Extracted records
* START *
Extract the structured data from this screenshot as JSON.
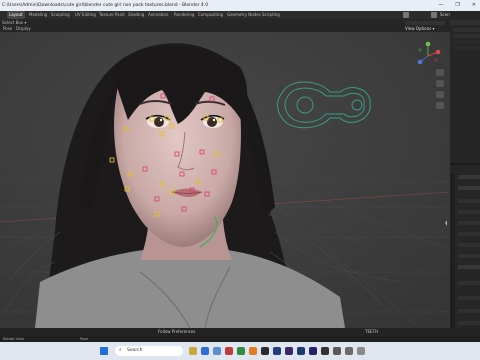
{
  "window": {
    "title": "C:\\Users\\Admin\\Downloads\\cute girl\\blender cute girl non pack textures.blend - Blender 4.0",
    "min": "—",
    "max": "❐",
    "close": "✕"
  },
  "tabs": [
    "Layout",
    "Modeling",
    "Sculpting",
    "UV Editing",
    "Texture Paint",
    "Shading",
    "Animation",
    "Rendering",
    "Compositing",
    "Geometry Nodes",
    "Scripting"
  ],
  "header": {
    "select_box": "Select Box ▾",
    "pose": "Pose",
    "display": "Display",
    "view_options": "View Options ▾",
    "scene": "Scene"
  },
  "viewport": {
    "outline_color": "#3a9c82",
    "label": "Follow Preferences"
  },
  "statusbar": {
    "text": "Follow Preferences",
    "teeth_label": "TEETH",
    "left2": "Rotate View",
    "right2": "Pose"
  },
  "taskbar": {
    "search_placeholder": "Search"
  }
}
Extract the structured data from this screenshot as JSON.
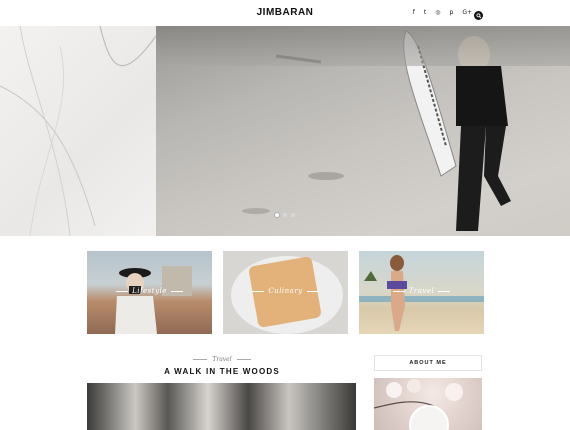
{
  "header": {
    "logo": "JIMBARAN",
    "social_icons": [
      "facebook-icon",
      "twitter-icon",
      "instagram-icon",
      "pinterest-icon",
      "google-plus-icon"
    ],
    "social_glyphs": [
      "f",
      "t",
      "◎",
      "p",
      "G+"
    ]
  },
  "slider": {
    "slide_count": 3,
    "active_slide": 1
  },
  "categories": [
    {
      "label": "Lifestyle"
    },
    {
      "label": "Culinary"
    },
    {
      "label": "Travel"
    }
  ],
  "post": {
    "category": "Travel",
    "title": "A WALK IN THE WOODS"
  },
  "sidebar": {
    "about_title": "ABOUT ME"
  }
}
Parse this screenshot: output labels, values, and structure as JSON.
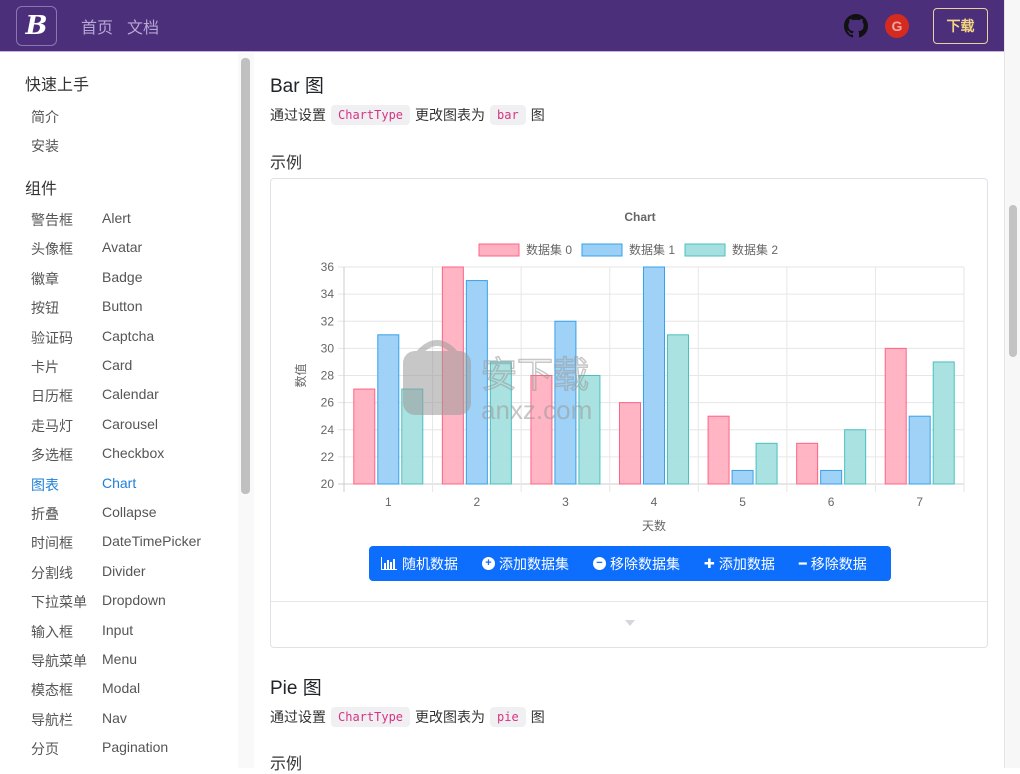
* END *
Problem requirements: Quote the data exactly, leaving every image out of the copy.

Written response:
Extract the structured data from this screenshot as JSON.
{
  "window": {
    "title": "C:\\Users\\Admin\\Downloads\\cute girl\\blender cute girl non pack textures.blend - Blender 4.0",
    "min": "—",
    "max": "❐",
    "close": "✕"
  },
  "tabs": [
    "Layout",
    "Modeling",
    "Sculpting",
    "UV Editing",
    "Texture Paint",
    "Shading",
    "Animation",
    "Rendering",
    "Compositing",
    "Geometry Nodes",
    "Scripting"
  ],
  "header": {
    "select_box": "Select Box ▾",
    "pose": "Pose",
    "display": "Display",
    "view_options": "View Options ▾",
    "scene": "Scene"
  },
  "viewport": {
    "outline_color": "#3a9c82",
    "label": "Follow Preferences"
  },
  "statusbar": {
    "text": "Follow Preferences",
    "teeth_label": "TEETH",
    "left2": "Rotate View",
    "right2": "Pose"
  },
  "taskbar": {
    "search_placeholder": "Search"
  }
}
Extract the structured data from this screenshot as JSON.
{
  "header": {
    "logo": "JIMBARAN",
    "social_icons": [
      "facebook-icon",
      "twitter-icon",
      "instagram-icon",
      "pinterest-icon",
      "google-plus-icon"
    ],
    "social_glyphs": [
      "f",
      "t",
      "◎",
      "p",
      "G+"
    ]
  },
  "slider": {
    "slide_count": 3,
    "active_slide": 1
  },
  "categories": [
    {
      "label": "Lifestyle"
    },
    {
      "label": "Culinary"
    },
    {
      "label": "Travel"
    }
  ],
  "post": {
    "category": "Travel",
    "title": "A WALK IN THE WOODS"
  },
  "sidebar": {
    "about_title": "ABOUT ME"
  }
}
Parse this screenshot: output labels, values, and structure as JSON.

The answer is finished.